[Excerpted passage]
======

Next, we will test the assumption of linearity using a Loess line (in red) and a line of best fit (in blue). These indicate that our data are roughly linear (because the red line mirrors the blue one). Note that this is the same data from the correlation tutorial.
g1 <- ggplot(cor_data, aes(x = frequency_CW , y=nwords )) +
geom_point() +
geom_smooth(method = "loess",color = "red") + #this is a line of best fit based on a moving average
geom_smooth(method = "lm") + #this is a line of best fit based on the entire dataset
scale_color_viridis(discrete = TRUE) +
theme_minimal()
#print(g1)
Looking again at the scatterplot, we see that there are a few outliers. However, given the size of our dataset, these shouldn’t be a problem.
We will check the distribution of the residuals AFTER running the regression (we have to run the regression to get the residuals).
See previous tutorial on correlation for more details on this preliminary analysis.
cor.test(cor_data$nwords,cor_data$frequency_CW)
##
## Pearson's product-moment correlation
##
## data: cor_data$nwords and cor_data$frequency_CW
## t = -4.5377, df = 478, p-value = 7.201e-06
## alternative hypothesis: true correlation is not equal to 0
## 95 percent confidence interval:
## -0.2874922 -0.1158270
## sample estimates:
## cor
## -0.2032207
Linear regression is very easy to do in R. We simply use the lm() function:
#define model1 as a regression model using frequency_CW to predict nwords
model1 <- lm(nwords ~ frequency_CW, data = cor_data)
We then can see the model summary using the summary() function:
#define model1 as a regression model using frequency_CW to predict nwords
summary(model1)
##
## Call:
## lm(formula = nwords ~ frequency_CW, data = cor_data)
##
## Residuals:
## Min 1Q Median 3Q Max
## -245.502 -42.924 3.102 40.703 253.254
##
## Coefficients:
## Estimate Std. Error t value Pr(>|t|)
## (Intercept) 729.93 90.92 8.028 7.75e-15 ***
## frequency_CW -151.42 33.37 -4.538 7.20e-06 ***
## ---
## Signif. codes: 0 '***' 0.001 '**' 0.01 '*' 0.05 '.' 0.1 ' ' 1
##
## Residual standard error: 76.73 on 478 degrees of freedom
## Multiple R-squared: 0.0413, Adjusted R-squared: 0.03929
## F-statistic: 20.59 on 1 and 478 DF, p-value: 7.201e-06
There is a wealth of information provided by this output. For the purposes of this tutorial, we are interested in five particular pieces, including the Estimate(s), the Std. Error, the p-value, the Multiple R-squared, and the Adjusted R-squared. Each of these are described below.
The estimate(s) provide the information needed to construct the regression line (and therefore predict nwords values based on frequency_CW values).
The intercept estimate value (in this case, 729.93) indicates the value for nwords when frequency_CW = 0 (this is the y - intercept).
The frequency_CW estimate indicates the slope of the line of best fit. For every decrease of 151.41 in nwords, frequency_CW values will increase by 1.
For any frequency_CW value, we can predict the nwords value using the following formula: nwords = (frequency_CW value * -151.42) + 729.93. So, if our frequency value is 2.8, we will predict that nwords will be 305.954 (see below for this calculation)

======

[Dataset extract]

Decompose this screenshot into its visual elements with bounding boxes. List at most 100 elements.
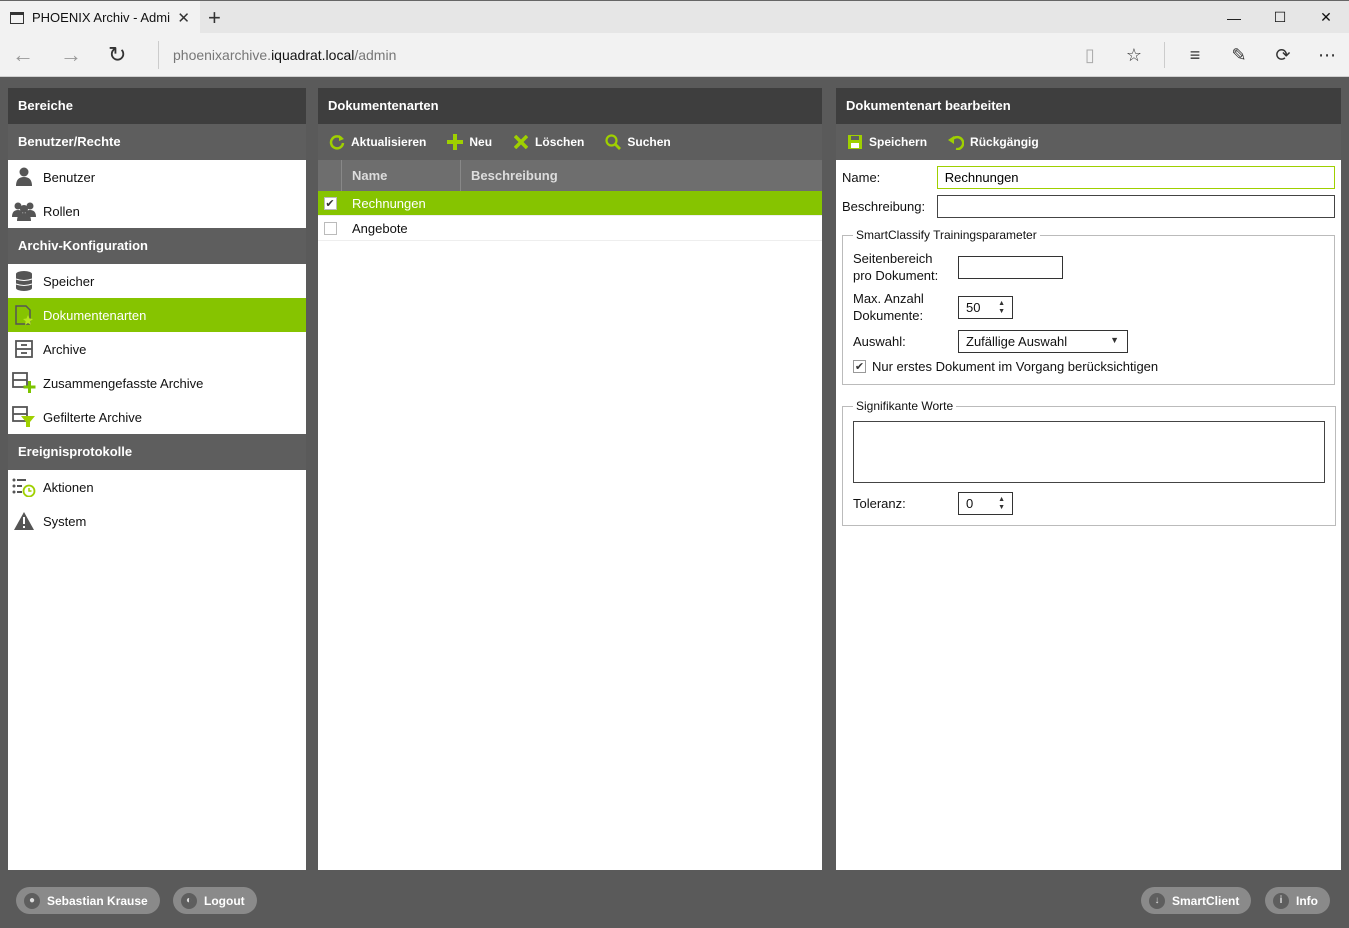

======

[What to work on]
A. Name the pieces of the model summary output that the regression tutorial says it is interested in.
B. Please carry on the regression tutorial from its last sentence.

[Outputs for the tasks]
A. Estimate(s), Std. Error, p-value, Multiple R-squared, Adjusted R-squared

B.
(2.8*-151.42) + 729.93
## [1] 305.954
The standard error figures indicate the standard deviation in the predicted values. Higher standard error indicates a less optimal model. The standard error for the intercept is 90.92, and the standard error for frequency_CW is 33.37.
This indicates the likelihood of observing this data if there were no relationship between our two variables. In this case, the p=value is quite low (7.201e-06, or .000007201, or .0007201%).
This is the effect size for regressions. It is the squared value of the correlation coefficient, and indicates the amount of shared variance between the two variables. In this case, frequency_CW explains 4.13% of the variance in nwords scores (R-squared = .0413), which is quite small.
This is the effect size adjusted for the number of predictor variables used. As we increase variables, the adjusted R-squared will be progressively lower than the unadjusted value. In this case, our Adjusted R-squared value is .03929.
Now that we have run the model, we can check the assumption of normality (of the residuals) using a qq plot. A perfectly normal distribution of residuals would be when all data points fall perfectly on the line. As we can see, we have some outliers (particularly on the right side of the graph), but the distribution is roughly normal.
library(car)
qqPlot(model1)
This study examined the relationship between lexical sophistication (measured as the mean frequency of content words) and writing proficiency (imperfectly! measured as number of words per essay) in a corpus of argumentative essays written by L2 users of English. Descriptive statistics are reported in Table 1.
Table 1.
Descriptive statistics for indices used in this study
Index | n | Mean | Standard Deviation |
---|---|---|---|
number of words | 480 | 317.65 | 78.28 |
Frequency CW | 480 | 2.72 | 0.11 |
The data met the assumptions of Pearson correlations and linear regressions. Therefore, a Pearson correlation between number of words in each essay and content word frequency to determine the strength of the relationship between the two indices. The results of the Pearson correlation, which indicated a small, negative relationship between the two variables ( r = -0.203, p < .001), are reported in Table 2.
Table 2.
Results of the Pearson correlation analysis with number of words
Index | n | r | p |
---|---|---|---|
Frequency CW | 480 | -0.203 | < .001 |
Finally, a linear regression was conducted to determine the degree to which content word frequency could predict the number of words in an essay (as a proxy for proficiency). The results, which are reported in Table 3, indicated that content word frequency explained 4% of the variance in number of words ( R^2 = 0.041). See Figure 1 for a visualization of the results.
Table 3.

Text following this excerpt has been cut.